--- start of EXTRACTED DATA ---

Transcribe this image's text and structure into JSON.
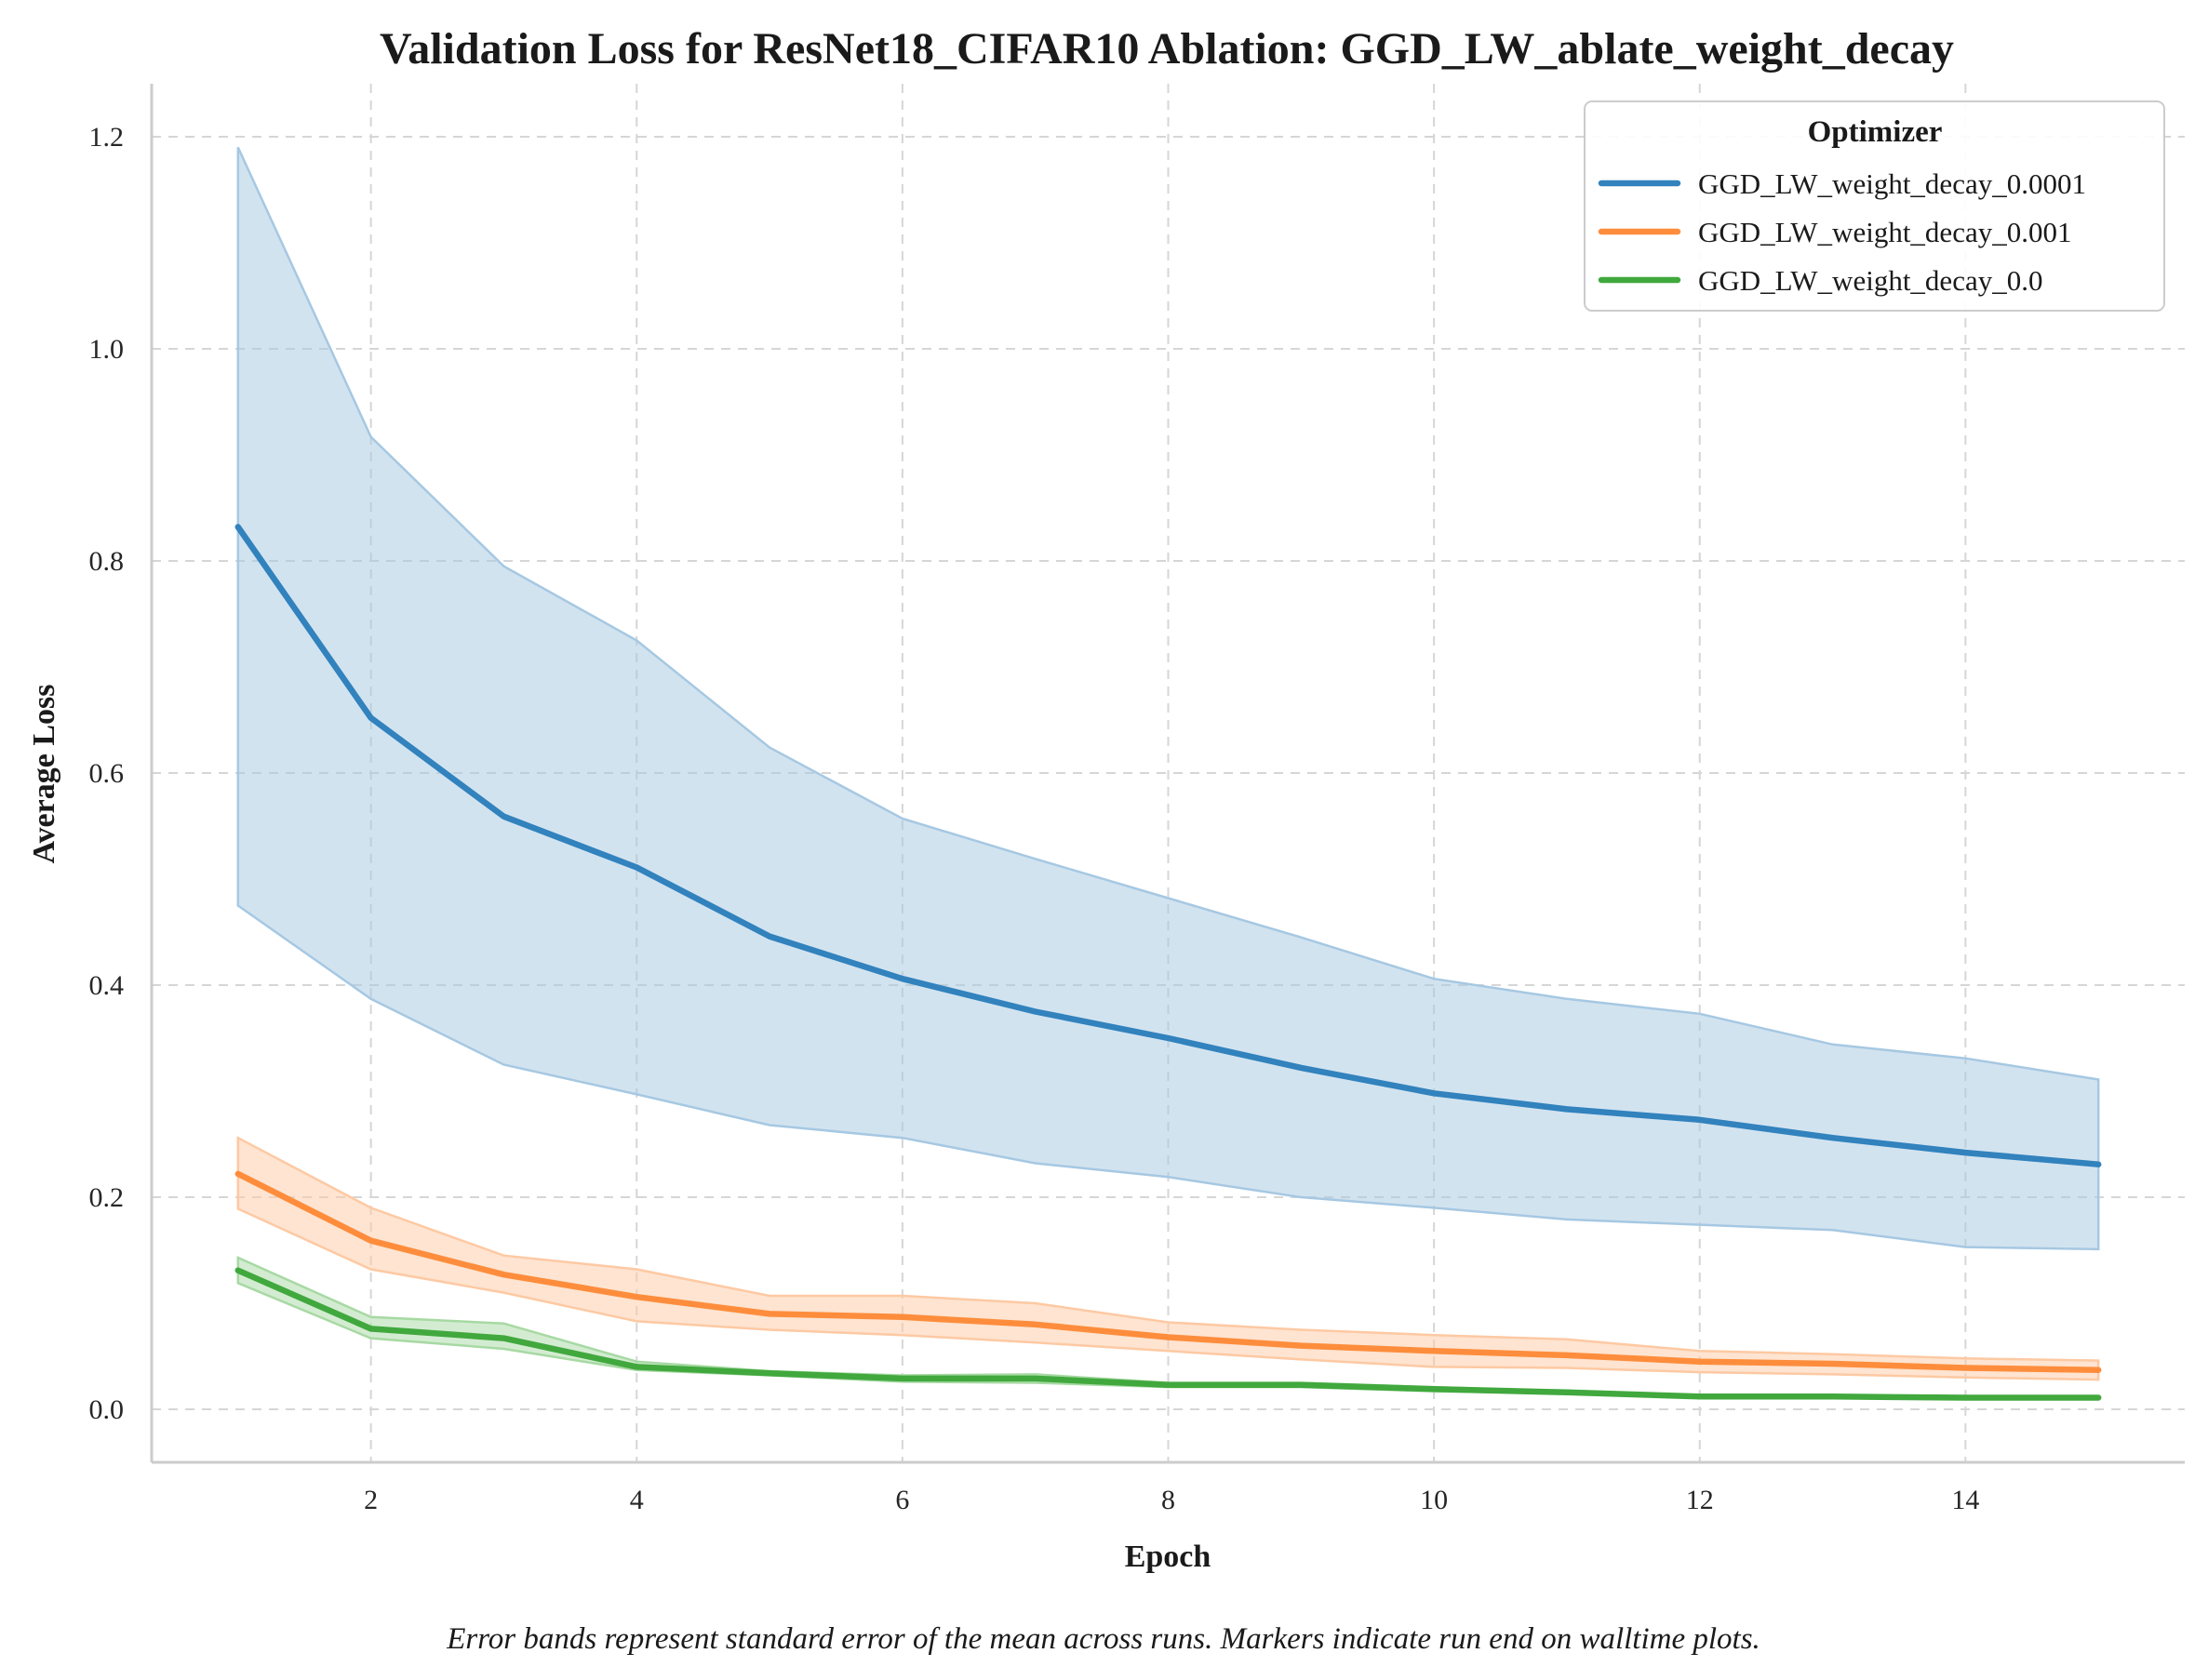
{
  "chart_data": {
    "type": "line",
    "title": "Validation Loss for ResNet18_CIFAR10 Ablation: GGD_LW_ablate_weight_decay",
    "xlabel": "Epoch",
    "ylabel": "Average Loss",
    "xlim": [
      0.35,
      15.65
    ],
    "ylim": [
      -0.05,
      1.25
    ],
    "xticks": [
      2,
      4,
      6,
      8,
      10,
      12,
      14
    ],
    "yticks": [
      0.0,
      0.2,
      0.4,
      0.6,
      0.8,
      1.0,
      1.2
    ],
    "ytick_labels": [
      "0.0",
      "0.2",
      "0.4",
      "0.6",
      "0.8",
      "1.0",
      "1.2"
    ],
    "grid": true,
    "legend_title": "Optimizer",
    "legend_position": "top-right",
    "caption": "Error bands represent standard error of the mean across runs. Markers indicate run end on walltime plots.",
    "x": [
      1,
      2,
      3,
      4,
      5,
      6,
      7,
      8,
      9,
      10,
      11,
      12,
      13,
      14,
      15
    ],
    "series": [
      {
        "name": "GGD_LW_weight_decay_0.0001",
        "color": "#3182bd",
        "band_color": "#a6c8e2",
        "values": [
          0.832,
          0.652,
          0.559,
          0.511,
          0.446,
          0.406,
          0.375,
          0.35,
          0.322,
          0.298,
          0.283,
          0.273,
          0.256,
          0.242,
          0.231
        ],
        "lower": [
          0.475,
          0.387,
          0.325,
          0.297,
          0.268,
          0.256,
          0.232,
          0.219,
          0.2,
          0.19,
          0.179,
          0.174,
          0.169,
          0.153,
          0.151
        ],
        "upper": [
          1.19,
          0.917,
          0.795,
          0.725,
          0.624,
          0.557,
          0.519,
          0.482,
          0.445,
          0.406,
          0.387,
          0.373,
          0.344,
          0.331,
          0.311
        ]
      },
      {
        "name": "GGD_LW_weight_decay_0.001",
        "color": "#fd8d3c",
        "band_color": "#fdc9a3",
        "values": [
          0.222,
          0.159,
          0.127,
          0.106,
          0.09,
          0.087,
          0.08,
          0.068,
          0.06,
          0.055,
          0.051,
          0.045,
          0.043,
          0.039,
          0.037
        ],
        "lower": [
          0.189,
          0.132,
          0.11,
          0.083,
          0.075,
          0.07,
          0.063,
          0.055,
          0.047,
          0.04,
          0.039,
          0.035,
          0.033,
          0.03,
          0.028
        ],
        "upper": [
          0.256,
          0.19,
          0.145,
          0.132,
          0.107,
          0.107,
          0.1,
          0.082,
          0.075,
          0.07,
          0.066,
          0.055,
          0.052,
          0.048,
          0.046
        ]
      },
      {
        "name": "GGD_LW_weight_decay_0.0",
        "color": "#41a83e",
        "band_color": "#a7d9a3",
        "values": [
          0.131,
          0.076,
          0.067,
          0.04,
          0.034,
          0.029,
          0.029,
          0.023,
          0.023,
          0.019,
          0.016,
          0.012,
          0.012,
          0.011,
          0.011
        ],
        "lower": [
          0.119,
          0.067,
          0.057,
          0.037,
          0.032,
          0.026,
          0.025,
          0.021,
          0.021,
          0.017,
          0.015,
          0.011,
          0.011,
          0.01,
          0.01
        ],
        "upper": [
          0.143,
          0.087,
          0.081,
          0.045,
          0.036,
          0.032,
          0.033,
          0.025,
          0.025,
          0.021,
          0.017,
          0.013,
          0.013,
          0.012,
          0.012
        ]
      }
    ]
  }
}
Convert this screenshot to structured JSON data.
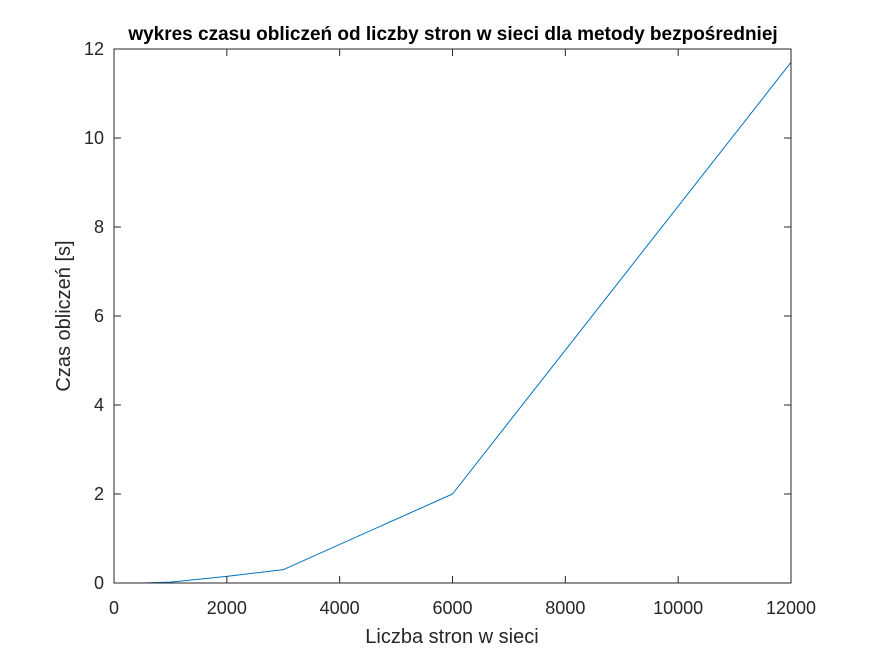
{
  "chart_data": {
    "type": "line",
    "title": "wykres czasu obliczeń od liczby stron w sieci dla metody bezpośredniej",
    "xlabel": "Liczba stron w sieci",
    "ylabel": "Czas obliczeń [s]",
    "xlim": [
      0,
      12000
    ],
    "ylim": [
      0,
      12
    ],
    "xticks": [
      0,
      2000,
      4000,
      6000,
      8000,
      10000,
      12000
    ],
    "yticks": [
      0,
      2,
      4,
      6,
      8,
      10,
      12
    ],
    "grid": false,
    "box": true,
    "series": [
      {
        "color": "#0072bd",
        "x": [
          500,
          1000,
          2000,
          3000,
          6000,
          12000
        ],
        "y": [
          0.0,
          0.02,
          0.15,
          0.3,
          2.0,
          11.7
        ]
      }
    ]
  }
}
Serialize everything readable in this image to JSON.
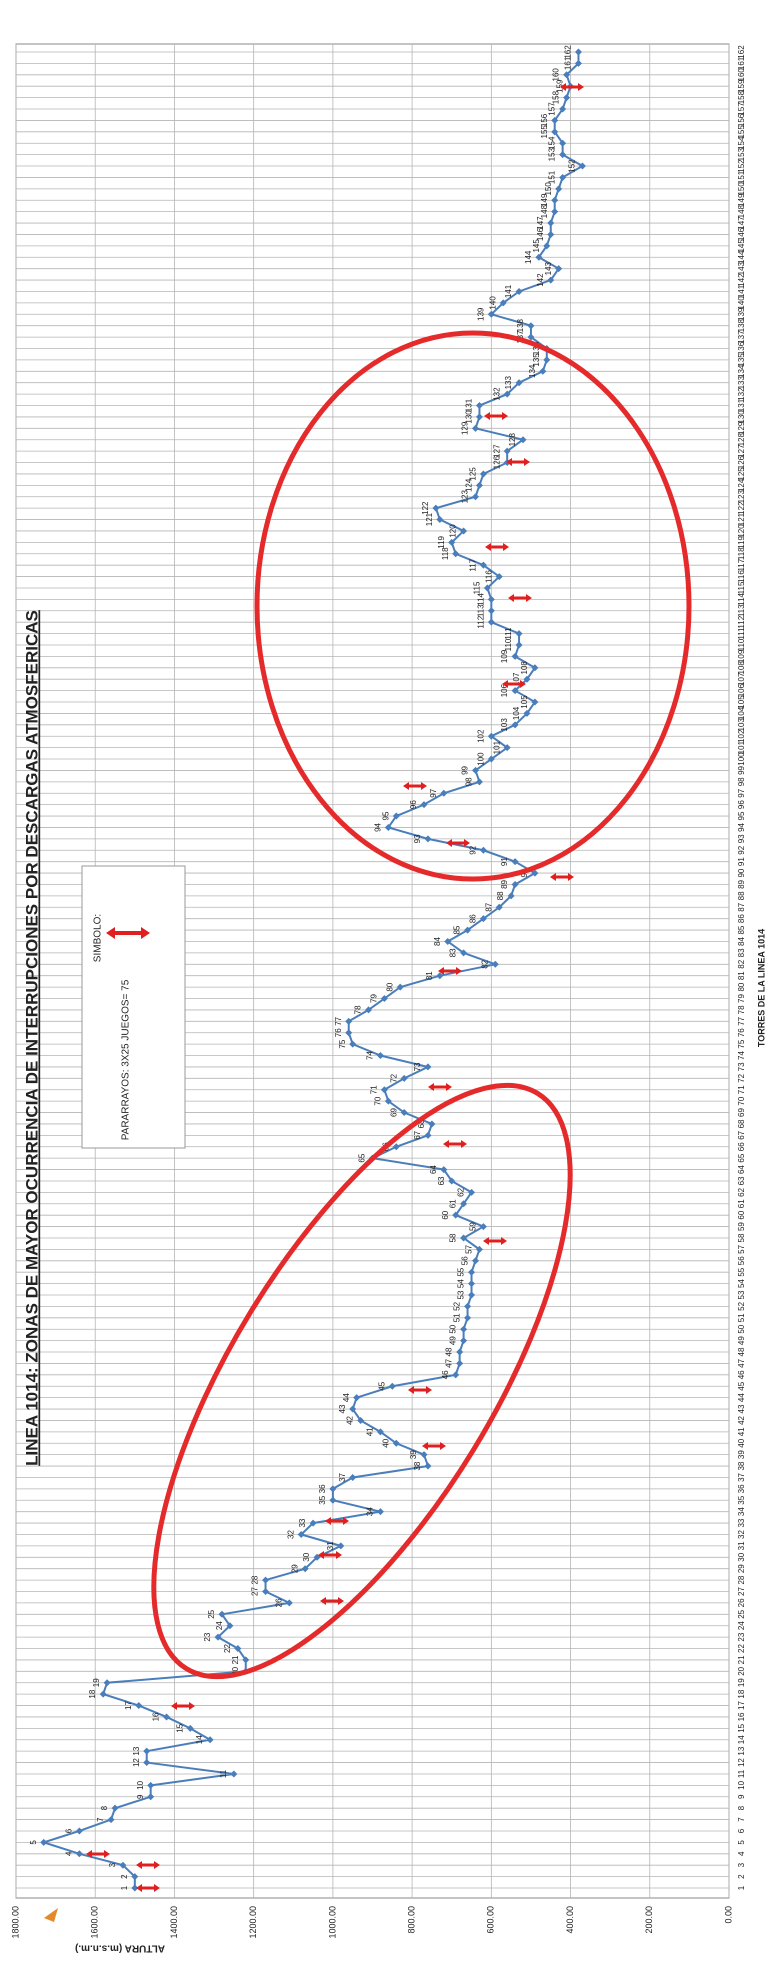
{
  "chart_data": {
    "type": "line",
    "title": "LINEA 1014: ZONAS DE MAYOR OCURRENCIA DE INTERRUPCIONES POR DESCARGAS ATMOSFERICAS",
    "x_label": "TORRES  DE LA LINEA 1014",
    "y_label": "ALTURA (m.s.n.m.)",
    "legend_title": "SIMBOLO:",
    "legend_text": "PARARRAYOS: 3X25 JUEGOS= 75",
    "categories": [
      "1",
      "2",
      "3",
      "4",
      "5",
      "6",
      "7",
      "8",
      "9",
      "10",
      "11",
      "12",
      "13",
      "14",
      "15",
      "16",
      "17",
      "18",
      "19",
      "20",
      "21",
      "22",
      "23",
      "24",
      "25",
      "26",
      "27",
      "28",
      "29",
      "30",
      "31",
      "32",
      "33",
      "34",
      "35",
      "36",
      "37",
      "38",
      "39",
      "40",
      "41",
      "42",
      "43",
      "44",
      "45",
      "46",
      "47",
      "48",
      "49",
      "50",
      "51",
      "52",
      "53",
      "54",
      "55",
      "56",
      "57",
      "58",
      "59",
      "60",
      "61",
      "62",
      "63",
      "64",
      "65",
      "66",
      "67",
      "68",
      "69",
      "70",
      "71",
      "72",
      "73",
      "74",
      "75",
      "76",
      "77",
      "78",
      "79",
      "80",
      "81",
      "82",
      "83",
      "84",
      "85",
      "86",
      "87",
      "88",
      "89",
      "90",
      "91",
      "92",
      "93",
      "94",
      "95",
      "96",
      "97",
      "98",
      "99",
      "100",
      "101",
      "102",
      "103",
      "104",
      "105",
      "106",
      "107",
      "108",
      "109",
      "110",
      "111",
      "112",
      "113",
      "114",
      "115",
      "116",
      "117",
      "118",
      "119",
      "120",
      "121",
      "122",
      "123",
      "124",
      "125",
      "126",
      "127",
      "128",
      "129",
      "130",
      "131",
      "132",
      "133",
      "134",
      "135",
      "136",
      "137",
      "138",
      "139",
      "140",
      "141",
      "142",
      "143",
      "144",
      "145",
      "146",
      "147",
      "148",
      "149",
      "150",
      "151",
      "152",
      "153",
      "154",
      "155",
      "156",
      "157",
      "158",
      "159",
      "160",
      "161",
      "162"
    ],
    "series": [
      {
        "name": "ALTURA",
        "color": "#4a7ebb",
        "values": [
          1500,
          1500,
          1530,
          1640,
          1730,
          1640,
          1560,
          1550,
          1460,
          1460,
          1250,
          1470,
          1470,
          1310,
          1360,
          1420,
          1490,
          1580,
          1570,
          1220,
          1220,
          1240,
          1290,
          1260,
          1280,
          1110,
          1170,
          1170,
          1070,
          1040,
          980,
          1080,
          1050,
          880,
          1000,
          1000,
          950,
          760,
          770,
          840,
          880,
          930,
          950,
          940,
          850,
          690,
          680,
          680,
          670,
          670,
          660,
          660,
          650,
          650,
          650,
          640,
          630,
          670,
          620,
          690,
          670,
          650,
          700,
          720,
          900,
          840,
          760,
          750,
          820,
          860,
          870,
          820,
          760,
          880,
          950,
          960,
          960,
          910,
          870,
          830,
          730,
          590,
          670,
          710,
          660,
          620,
          580,
          550,
          540,
          490,
          540,
          620,
          760,
          860,
          840,
          770,
          720,
          630,
          640,
          600,
          560,
          600,
          540,
          510,
          490,
          540,
          510,
          490,
          540,
          530,
          530,
          600,
          600,
          600,
          610,
          580,
          620,
          690,
          700,
          670,
          730,
          740,
          640,
          630,
          620,
          560,
          560,
          520,
          640,
          630,
          630,
          560,
          530,
          470,
          460,
          460,
          500,
          500,
          600,
          570,
          530,
          450,
          430,
          480,
          460,
          450,
          450,
          440,
          440,
          430,
          420,
          370,
          420,
          420,
          440,
          440,
          420,
          410,
          400,
          410,
          380,
          380
        ]
      }
    ],
    "ylim": [
      0,
      1800
    ],
    "yticks": [
      {
        "value": 0,
        "label": "0.00"
      },
      {
        "value": 200,
        "label": "200.00"
      },
      {
        "value": 400,
        "label": "400.00"
      },
      {
        "value": 600,
        "label": "600.00"
      },
      {
        "value": 800,
        "label": "800.00"
      },
      {
        "value": 1000,
        "label": "1000.00"
      },
      {
        "value": 1200,
        "label": "1200.00"
      },
      {
        "value": 1400,
        "label": "1400.00"
      },
      {
        "value": 1600,
        "label": "1600.00"
      },
      {
        "value": 1800,
        "label": "1800.00"
      }
    ],
    "grid": true
  }
}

--- end of EXTRACTED DATA ---

== WHAT YOU WILL DO ==
Each line that holds the word "sieci" is to be copied.

== WRITTEN REPLY ==
    "title": "wykres czasu obliczeń od liczby stron w sieci dla metody bezpośredniej",
    "xlabel": "Liczba stron w sieci",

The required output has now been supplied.